* SHORT TASK: Review the material and extract every line in which the word "achieve" occurs.

[Data entries]
····················
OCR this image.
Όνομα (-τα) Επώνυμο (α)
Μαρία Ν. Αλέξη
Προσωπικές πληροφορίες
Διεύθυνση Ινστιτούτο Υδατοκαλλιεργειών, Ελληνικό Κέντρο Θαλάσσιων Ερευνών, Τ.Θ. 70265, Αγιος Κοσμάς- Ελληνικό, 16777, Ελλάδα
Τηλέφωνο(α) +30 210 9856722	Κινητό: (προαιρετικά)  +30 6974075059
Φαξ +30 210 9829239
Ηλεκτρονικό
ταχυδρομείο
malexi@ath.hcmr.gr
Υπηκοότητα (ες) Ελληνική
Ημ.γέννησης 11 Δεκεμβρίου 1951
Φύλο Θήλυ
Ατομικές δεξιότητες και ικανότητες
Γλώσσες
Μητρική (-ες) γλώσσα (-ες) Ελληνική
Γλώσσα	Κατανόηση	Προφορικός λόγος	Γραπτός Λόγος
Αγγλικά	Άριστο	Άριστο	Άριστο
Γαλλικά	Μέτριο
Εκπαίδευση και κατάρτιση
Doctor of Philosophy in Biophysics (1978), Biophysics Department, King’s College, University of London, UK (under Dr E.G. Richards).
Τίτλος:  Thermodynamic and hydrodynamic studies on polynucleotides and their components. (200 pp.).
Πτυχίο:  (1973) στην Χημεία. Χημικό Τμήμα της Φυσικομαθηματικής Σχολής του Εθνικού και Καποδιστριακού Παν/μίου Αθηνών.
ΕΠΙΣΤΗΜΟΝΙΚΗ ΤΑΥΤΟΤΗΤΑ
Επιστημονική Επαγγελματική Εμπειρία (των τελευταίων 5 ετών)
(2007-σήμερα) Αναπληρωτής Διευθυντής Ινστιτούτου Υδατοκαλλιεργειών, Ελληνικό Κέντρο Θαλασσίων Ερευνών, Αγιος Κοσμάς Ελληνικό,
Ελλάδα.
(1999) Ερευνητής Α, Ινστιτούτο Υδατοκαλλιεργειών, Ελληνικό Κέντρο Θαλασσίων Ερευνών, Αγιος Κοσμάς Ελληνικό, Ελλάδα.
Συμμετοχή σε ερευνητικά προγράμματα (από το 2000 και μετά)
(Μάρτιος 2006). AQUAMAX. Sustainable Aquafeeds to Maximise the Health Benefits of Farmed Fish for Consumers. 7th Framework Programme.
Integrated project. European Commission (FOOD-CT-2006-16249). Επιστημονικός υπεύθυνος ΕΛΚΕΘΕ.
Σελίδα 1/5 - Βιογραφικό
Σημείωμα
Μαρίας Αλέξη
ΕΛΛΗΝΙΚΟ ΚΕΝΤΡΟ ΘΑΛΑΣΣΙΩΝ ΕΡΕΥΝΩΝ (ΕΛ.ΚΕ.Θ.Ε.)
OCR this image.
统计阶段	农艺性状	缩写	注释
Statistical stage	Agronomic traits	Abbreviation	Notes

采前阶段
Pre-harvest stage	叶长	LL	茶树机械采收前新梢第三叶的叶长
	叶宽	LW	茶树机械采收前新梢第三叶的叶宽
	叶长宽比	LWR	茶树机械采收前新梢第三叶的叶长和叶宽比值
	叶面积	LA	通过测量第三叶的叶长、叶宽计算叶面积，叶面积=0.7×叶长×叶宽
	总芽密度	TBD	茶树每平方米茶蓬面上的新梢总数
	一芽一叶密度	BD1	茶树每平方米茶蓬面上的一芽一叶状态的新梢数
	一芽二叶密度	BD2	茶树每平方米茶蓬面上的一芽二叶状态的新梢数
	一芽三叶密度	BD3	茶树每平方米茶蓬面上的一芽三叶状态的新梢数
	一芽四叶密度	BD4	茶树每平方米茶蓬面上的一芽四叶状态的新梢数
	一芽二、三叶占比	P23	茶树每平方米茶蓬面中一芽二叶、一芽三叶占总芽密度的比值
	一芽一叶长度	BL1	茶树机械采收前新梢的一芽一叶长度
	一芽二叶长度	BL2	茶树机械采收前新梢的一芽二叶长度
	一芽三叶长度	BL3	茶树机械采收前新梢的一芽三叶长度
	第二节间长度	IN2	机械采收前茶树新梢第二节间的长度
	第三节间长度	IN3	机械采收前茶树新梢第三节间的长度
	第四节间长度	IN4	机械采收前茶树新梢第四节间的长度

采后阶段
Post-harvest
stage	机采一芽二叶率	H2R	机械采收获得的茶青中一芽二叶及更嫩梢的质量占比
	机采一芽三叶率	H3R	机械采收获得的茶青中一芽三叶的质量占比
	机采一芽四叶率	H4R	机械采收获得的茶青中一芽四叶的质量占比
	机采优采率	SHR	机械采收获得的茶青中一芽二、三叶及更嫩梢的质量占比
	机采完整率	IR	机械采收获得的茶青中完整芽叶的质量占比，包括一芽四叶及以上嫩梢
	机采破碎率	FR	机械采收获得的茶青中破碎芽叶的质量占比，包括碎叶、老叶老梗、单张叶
····················
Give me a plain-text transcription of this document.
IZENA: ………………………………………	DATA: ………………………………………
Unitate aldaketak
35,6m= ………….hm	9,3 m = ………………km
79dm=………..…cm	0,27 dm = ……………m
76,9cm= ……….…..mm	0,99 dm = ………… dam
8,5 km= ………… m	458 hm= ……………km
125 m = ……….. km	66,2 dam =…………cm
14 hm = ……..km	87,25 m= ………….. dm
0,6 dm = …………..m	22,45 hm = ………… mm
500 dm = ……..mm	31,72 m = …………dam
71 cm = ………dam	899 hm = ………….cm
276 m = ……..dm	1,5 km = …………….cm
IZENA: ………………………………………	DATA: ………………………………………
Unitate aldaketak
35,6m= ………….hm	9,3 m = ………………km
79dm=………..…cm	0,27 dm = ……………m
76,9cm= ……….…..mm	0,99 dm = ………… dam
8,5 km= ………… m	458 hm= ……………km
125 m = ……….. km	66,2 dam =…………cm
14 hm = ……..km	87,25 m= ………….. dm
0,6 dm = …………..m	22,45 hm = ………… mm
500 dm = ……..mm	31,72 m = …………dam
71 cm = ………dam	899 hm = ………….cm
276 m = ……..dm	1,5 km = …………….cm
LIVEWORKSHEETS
····················
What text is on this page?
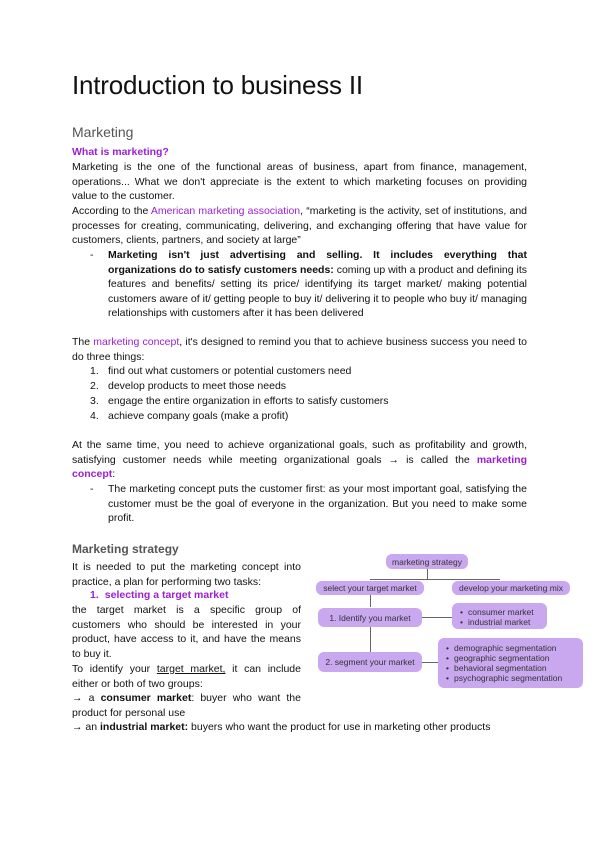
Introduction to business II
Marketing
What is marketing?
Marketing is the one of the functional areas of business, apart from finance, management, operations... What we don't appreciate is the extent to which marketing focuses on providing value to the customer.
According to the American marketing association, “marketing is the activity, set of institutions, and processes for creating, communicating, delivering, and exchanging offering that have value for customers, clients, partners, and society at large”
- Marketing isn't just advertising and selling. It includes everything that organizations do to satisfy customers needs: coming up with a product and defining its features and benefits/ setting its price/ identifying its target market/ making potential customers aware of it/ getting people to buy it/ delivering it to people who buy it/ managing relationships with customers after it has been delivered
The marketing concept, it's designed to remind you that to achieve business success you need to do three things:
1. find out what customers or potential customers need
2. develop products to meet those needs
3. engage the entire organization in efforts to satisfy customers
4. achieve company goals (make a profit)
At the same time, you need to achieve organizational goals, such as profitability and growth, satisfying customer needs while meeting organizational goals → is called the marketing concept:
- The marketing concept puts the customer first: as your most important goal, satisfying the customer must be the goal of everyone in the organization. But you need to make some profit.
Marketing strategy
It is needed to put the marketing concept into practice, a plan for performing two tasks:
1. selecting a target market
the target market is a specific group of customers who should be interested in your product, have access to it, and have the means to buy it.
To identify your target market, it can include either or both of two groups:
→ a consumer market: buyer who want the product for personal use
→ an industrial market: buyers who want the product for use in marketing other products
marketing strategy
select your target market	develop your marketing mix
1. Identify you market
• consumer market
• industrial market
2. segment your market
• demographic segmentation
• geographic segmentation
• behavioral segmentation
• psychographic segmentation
····················
* WRITTEN RESPONSE:
The marketing concept, it's designed to remind you that to achieve business success you need to do three things:
4. achieve company goals (make a profit)
At the same time, you need to achieve organizational goals, such as profitability and growth, satisfying customer needs while meeting organizational goals → is called the marketing concept:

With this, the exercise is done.